■ Tasks ■
a - Condense the paragraph of the passage that begins "The Australian Driver Licence model detects" into a short bulleted list that keeps its main facts.
b - Reproduce the passage word for word from "24. Australian Driver" to "type AUSTRALIA_DRIVER_LICENSE_ML_MODEL (Models).".
--- BEGIN Passage ---
24. Australian Driver Licence Model

The Australian Driver Licence model detects Australian state and territory driver's licence numbers across all eight issuing jurisdictions. Because each state uses a different format — ranging from purely numeric strings to alphanumeric combinations — the detector applies per-state regex patterns followed by false-positive filters rather than a single checksum. Tag: AU_DRIVER_LICENSE.

Tip

The tag, model, and dictionary are disabled by default; rules are enabled by default. To detect Australian driver licence numbers in your data, enable the following in the portal:

  • Tag: Enable the AU_DRIVER_LICENSE tag (Tags).
  • Model: Enable the Australian Driver Licence model, type AUSTRALIA_DRIVER_LICENSE_ML_MODEL (Models).
  • Dictionary: Enable the AU_DRIVER_LICENSE_KEYWORD dictionary if you use the strict rule (Dictionaries).
--- END Passage ---
--- BEGIN Data lines ---
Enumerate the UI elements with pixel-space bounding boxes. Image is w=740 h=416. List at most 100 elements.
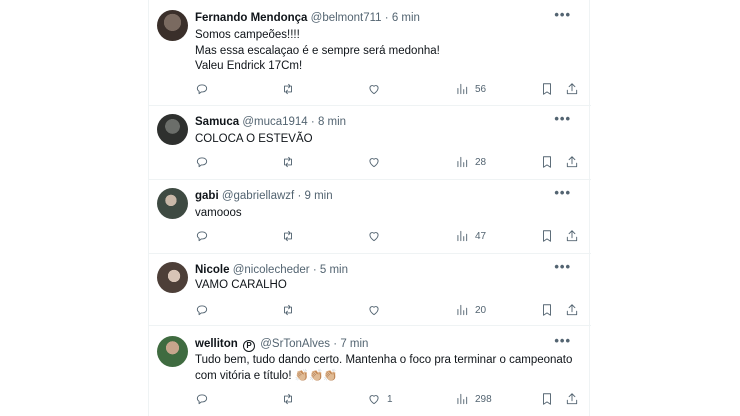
author-handle[interactable]: @gabriellawzf bbox=[222, 190, 294, 202]
repost-button[interactable] bbox=[281, 227, 295, 245]
timestamp[interactable]: 6 min bbox=[392, 12, 420, 24]
bookmark-icon bbox=[543, 156, 551, 168]
timestamp[interactable]: 9 min bbox=[305, 190, 333, 202]
more-icon[interactable]: ••• bbox=[554, 111, 571, 127]
action-bar: 28 bbox=[195, 153, 581, 171]
bookmark-icon bbox=[543, 393, 551, 405]
views-button[interactable]: 28 bbox=[455, 153, 486, 171]
avatar[interactable] bbox=[157, 114, 188, 145]
reply-icon bbox=[196, 305, 208, 316]
share-icon bbox=[566, 393, 578, 405]
share-button[interactable] bbox=[565, 301, 579, 319]
like-button[interactable]: 1 bbox=[367, 390, 393, 408]
reply-icon bbox=[196, 231, 208, 242]
separator: · bbox=[297, 190, 302, 202]
repost-button[interactable] bbox=[281, 390, 295, 408]
author-name[interactable]: Fernando Mendonça bbox=[195, 12, 307, 24]
reply-item[interactable]: Nicole @nicolecheder · 5 min ••• VAMO CA… bbox=[149, 254, 591, 326]
reply-item[interactable]: welliton P @SrTonAlves · 7 min ••• Tudo … bbox=[149, 326, 591, 416]
view-count: 47 bbox=[475, 230, 487, 242]
timestamp[interactable]: 8 min bbox=[318, 116, 346, 128]
like-button[interactable] bbox=[367, 153, 387, 171]
share-button[interactable] bbox=[565, 390, 579, 408]
views-icon bbox=[457, 230, 468, 242]
views-button[interactable]: 56 bbox=[455, 80, 486, 98]
bookmark-icon bbox=[543, 83, 551, 95]
avatar[interactable] bbox=[157, 10, 188, 41]
more-icon[interactable]: ••• bbox=[554, 185, 571, 201]
like-icon bbox=[369, 158, 379, 168]
share-icon bbox=[566, 304, 578, 316]
timestamp[interactable]: 5 min bbox=[320, 264, 348, 276]
reply-button[interactable] bbox=[195, 390, 209, 408]
reply-item[interactable]: Fernando Mendonça @belmont711 · 6 min ••… bbox=[149, 0, 591, 106]
views-icon bbox=[457, 393, 468, 405]
views-button[interactable]: 20 bbox=[455, 301, 486, 319]
more-icon[interactable]: ••• bbox=[554, 7, 571, 23]
repost-icon bbox=[284, 156, 292, 168]
views-icon bbox=[457, 156, 468, 168]
bookmark-button[interactable] bbox=[540, 301, 554, 319]
bookmark-button[interactable] bbox=[540, 227, 554, 245]
share-button[interactable] bbox=[565, 80, 579, 98]
bookmark-icon bbox=[543, 230, 551, 242]
reply-icon bbox=[196, 157, 208, 168]
reply-button[interactable] bbox=[195, 80, 209, 98]
author-handle[interactable]: @muca1914 bbox=[242, 116, 307, 128]
author-handle[interactable]: @SrTonAlves bbox=[260, 338, 330, 350]
action-bar: 1 298 bbox=[195, 390, 581, 408]
repost-button[interactable] bbox=[281, 153, 295, 171]
reply-button[interactable] bbox=[195, 301, 209, 319]
more-icon[interactable]: ••• bbox=[554, 259, 571, 275]
timestamp[interactable]: 7 min bbox=[340, 338, 368, 350]
view-count: 298 bbox=[475, 393, 492, 405]
separator: · bbox=[384, 12, 389, 24]
share-icon bbox=[566, 83, 578, 95]
replies-column: Fernando Mendonça @belmont711 · 6 min ••… bbox=[148, 0, 591, 416]
repost-button[interactable] bbox=[281, 301, 295, 319]
repost-icon bbox=[284, 304, 292, 316]
separator: · bbox=[312, 264, 317, 276]
bookmark-button[interactable] bbox=[540, 80, 554, 98]
reply-text: Somos campeões!!!! Mas essa escalaçao é … bbox=[195, 29, 440, 72]
avatar[interactable] bbox=[157, 188, 188, 219]
like-count: 1 bbox=[387, 393, 393, 405]
like-button[interactable] bbox=[367, 227, 387, 245]
view-count: 56 bbox=[475, 83, 487, 95]
author-name[interactable]: gabi bbox=[195, 190, 219, 202]
reply-button[interactable] bbox=[195, 153, 209, 171]
author-name[interactable]: welliton bbox=[195, 338, 238, 350]
more-icon[interactable]: ••• bbox=[554, 333, 571, 349]
share-icon bbox=[566, 156, 578, 168]
repost-button[interactable] bbox=[281, 80, 295, 98]
bookmark-button[interactable] bbox=[540, 153, 554, 171]
author-name[interactable]: Nicole bbox=[195, 264, 230, 276]
like-button[interactable] bbox=[367, 80, 387, 98]
author-handle[interactable]: @belmont711 bbox=[311, 12, 382, 24]
reply-icon bbox=[196, 394, 208, 405]
reply-item[interactable]: gabi @gabriellawzf · 9 min ••• vamooos 4… bbox=[149, 180, 591, 254]
like-icon bbox=[369, 306, 379, 316]
views-button[interactable]: 298 bbox=[455, 390, 492, 408]
view-count: 28 bbox=[475, 156, 487, 168]
reply-text: COLOCA O ESTEVÃO bbox=[195, 133, 313, 145]
views-button[interactable]: 47 bbox=[455, 227, 486, 245]
reply-item[interactable]: Samuca @muca1914 · 8 min ••• COLOCA O ES… bbox=[149, 106, 591, 180]
views-icon bbox=[457, 304, 468, 316]
share-button[interactable] bbox=[565, 153, 579, 171]
avatar[interactable] bbox=[157, 262, 188, 293]
repost-icon bbox=[284, 230, 292, 242]
avatar[interactable] bbox=[157, 336, 188, 367]
bookmark-button[interactable] bbox=[540, 390, 554, 408]
share-icon bbox=[566, 230, 578, 242]
like-button[interactable] bbox=[367, 301, 387, 319]
author-name[interactable]: Samuca bbox=[195, 116, 239, 128]
author-handle[interactable]: @nicolecheder bbox=[233, 264, 310, 276]
action-bar: 47 bbox=[195, 227, 581, 245]
reply-button[interactable] bbox=[195, 227, 209, 245]
bookmark-icon bbox=[543, 304, 551, 316]
like-icon bbox=[369, 232, 379, 242]
reply-text: VAMO CARALHO bbox=[195, 279, 287, 291]
view-count: 20 bbox=[475, 304, 487, 316]
share-button[interactable] bbox=[565, 227, 579, 245]
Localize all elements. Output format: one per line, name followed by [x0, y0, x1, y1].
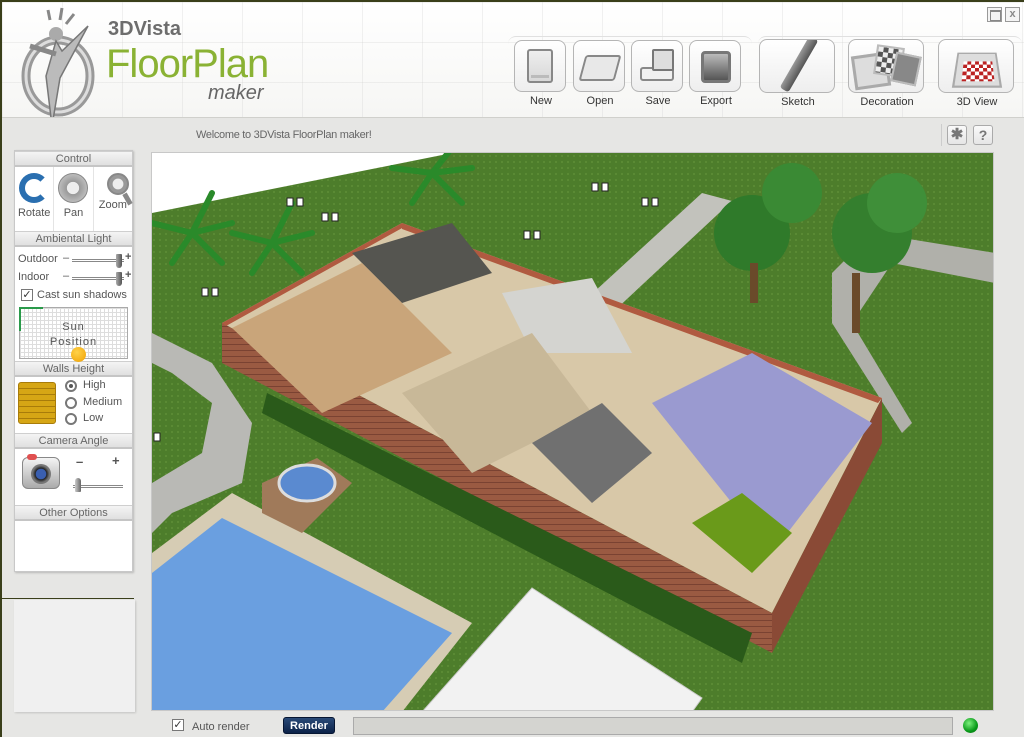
zoom-icon — [106, 173, 129, 195]
camera-angle-row: – + — [15, 449, 132, 505]
auto-render-label: Auto render — [192, 721, 250, 733]
camera-icon — [22, 454, 60, 489]
open-button[interactable]: Open — [573, 40, 627, 107]
zoom-tool[interactable]: Zoom — [94, 167, 132, 231]
save-disk-icon — [652, 49, 674, 71]
rotate-tool[interactable]: Rotate — [15, 167, 55, 231]
decoration-label: Decoration — [860, 96, 914, 108]
decoration-button[interactable]: Decoration — [848, 39, 926, 108]
outdoor-slider-thumb[interactable] — [116, 254, 122, 268]
sun-position-label: Sun Position — [20, 320, 127, 350]
3d-viewport[interactable] — [151, 152, 994, 711]
open-folder-icon — [578, 55, 622, 81]
logo-figure-icon — [21, 7, 95, 117]
camera-angle-slider[interactable] — [73, 478, 123, 492]
export-button[interactable]: Export — [689, 40, 743, 107]
gray-tile-icon — [890, 51, 922, 87]
settings-gear-icon[interactable]: ✱ — [947, 125, 967, 145]
brick-wall-icon — [18, 382, 56, 424]
welcome-message: Welcome to 3DVista FloorPlan maker! — [196, 129, 372, 141]
render-button[interactable]: Render — [283, 717, 335, 734]
indoor-plus: + — [125, 269, 132, 281]
pan-icon — [58, 173, 89, 203]
sun-position-pad[interactable]: Sun Position — [19, 307, 128, 362]
sun-label-line2: Position — [49, 336, 98, 348]
sun-label-line1: Sun — [62, 321, 85, 333]
walls-height-options: High Medium Low — [15, 377, 132, 433]
sketch-button[interactable]: Sketch — [759, 39, 837, 108]
app-logo: 3DVista FloorPlan maker — [16, 6, 276, 117]
walls-height-section-title: Walls Height — [15, 361, 132, 377]
status-indicator-icon — [963, 718, 978, 733]
help-buttons: ✱ ? — [941, 124, 995, 146]
camera-angle-section-title: Camera Angle — [15, 433, 132, 449]
medium-label: Medium — [83, 396, 123, 408]
bottom-bar: ✓ Auto render Render — [140, 713, 1024, 737]
auto-render-checkbox[interactable]: ✓ — [172, 719, 184, 731]
3d-room-icon — [951, 52, 1003, 88]
outdoor-light-slider[interactable] — [72, 254, 124, 268]
high-label: High — [83, 379, 106, 391]
new-document-icon — [527, 49, 553, 83]
3d-view-button[interactable]: 3D View — [938, 39, 1016, 108]
camera-minus: – — [76, 454, 84, 469]
outdoor-light-row: Outdoor – + — [15, 251, 132, 269]
outdoor-minus: – — [63, 252, 70, 264]
brand-subtitle: maker — [208, 82, 264, 104]
indoor-light-row: Indoor – + — [15, 269, 132, 287]
save-label: Save — [645, 95, 671, 107]
cast-shadows-checkbox[interactable]: ✓ — [21, 289, 33, 301]
export-icon — [701, 51, 731, 83]
rotate-label: Rotate — [17, 207, 51, 219]
camera-plus: + — [112, 453, 120, 468]
app-header: 3DVista FloorPlan maker x New Open Save … — [2, 2, 1024, 118]
ambient-light-section-title: Ambiental Light — [15, 231, 132, 247]
export-label: Export — [700, 95, 732, 107]
sidebar-panel: Control Rotate Pan Zoom Ambiental Light … — [14, 150, 133, 572]
pencil-icon — [779, 40, 819, 92]
indoor-minus: – — [63, 270, 70, 282]
pan-label: Pan — [63, 207, 84, 219]
close-button[interactable]: x — [1005, 7, 1020, 22]
left-lower-panel — [14, 600, 135, 712]
cast-shadows-label: Cast sun shadows — [37, 289, 127, 301]
jacuzzi-water — [277, 463, 337, 503]
low-label: Low — [83, 412, 104, 424]
indoor-label: Indoor — [18, 271, 50, 283]
sun-handle-icon[interactable] — [71, 347, 86, 362]
sketch-label: Sketch — [781, 96, 815, 108]
radio-high[interactable] — [65, 380, 77, 392]
camera-slider-thumb[interactable] — [75, 478, 81, 492]
render-progress-bar — [353, 717, 953, 735]
rotate-icon — [19, 173, 50, 203]
other-options-section-title: Other Options — [15, 505, 132, 521]
maximize-button[interactable] — [987, 7, 1002, 22]
pan-tool[interactable]: Pan — [54, 167, 94, 231]
control-section-title: Control — [15, 151, 132, 167]
indoor-light-slider[interactable] — [72, 272, 124, 286]
3d-scene — [152, 153, 993, 710]
open-label: Open — [586, 95, 614, 107]
radio-medium[interactable] — [65, 397, 77, 409]
left-divider — [2, 598, 134, 599]
brand-name-large: FloorPlan — [106, 42, 269, 86]
indoor-slider-thumb[interactable] — [116, 272, 122, 286]
radio-low[interactable] — [65, 413, 77, 425]
help-question-icon[interactable]: ? — [973, 125, 993, 145]
outdoor-label: Outdoor — [18, 253, 58, 265]
cast-shadows-row: ✓ Cast sun shadows — [15, 287, 132, 305]
new-label: New — [529, 95, 552, 107]
control-tools: Rotate Pan Zoom — [15, 167, 132, 231]
brand-name-small: 3DVista — [108, 18, 182, 40]
3d-view-label: 3D View — [956, 96, 998, 108]
save-button[interactable]: Save — [631, 40, 685, 107]
new-button[interactable]: New — [514, 40, 568, 107]
outdoor-plus: + — [125, 251, 132, 263]
other-options-body — [15, 521, 132, 569]
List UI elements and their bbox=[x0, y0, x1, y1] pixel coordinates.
--- END Data lines ---
■ Answers for this exercise ■
a -
- Detects driver's licence numbers from all eight Australian states and territories.
- Each state has its own format, from purely numeric strings to alphanumeric combinations.
- Uses per-state regex patterns followed by false-positive filters instead of a single checksum.
- Tag: AU_DRIVER_LICENSE.

b -
24. Australian Driver Licence Model

The Australian Driver Licence model detects Australian state and territory driver's licence numbers across all eight issuing jurisdictions. Because each state uses a different format — ranging from purely numeric strings to alphanumeric combinations — the detector applies per-state regex patterns followed by false-positive filters rather than a single checksum. Tag: AU_DRIVER_LICENSE.

Tip

The tag, model, and dictionary are disabled by default; rules are enabled by default. To detect Australian driver licence numbers in your data, enable the following in the portal:

  • Tag: Enable the AU_DRIVER_LICENSE tag (Tags).
  • Model: Enable the Australian Driver Licence model, type AUSTRALIA_DRIVER_LICENSE_ML_MODEL (Models).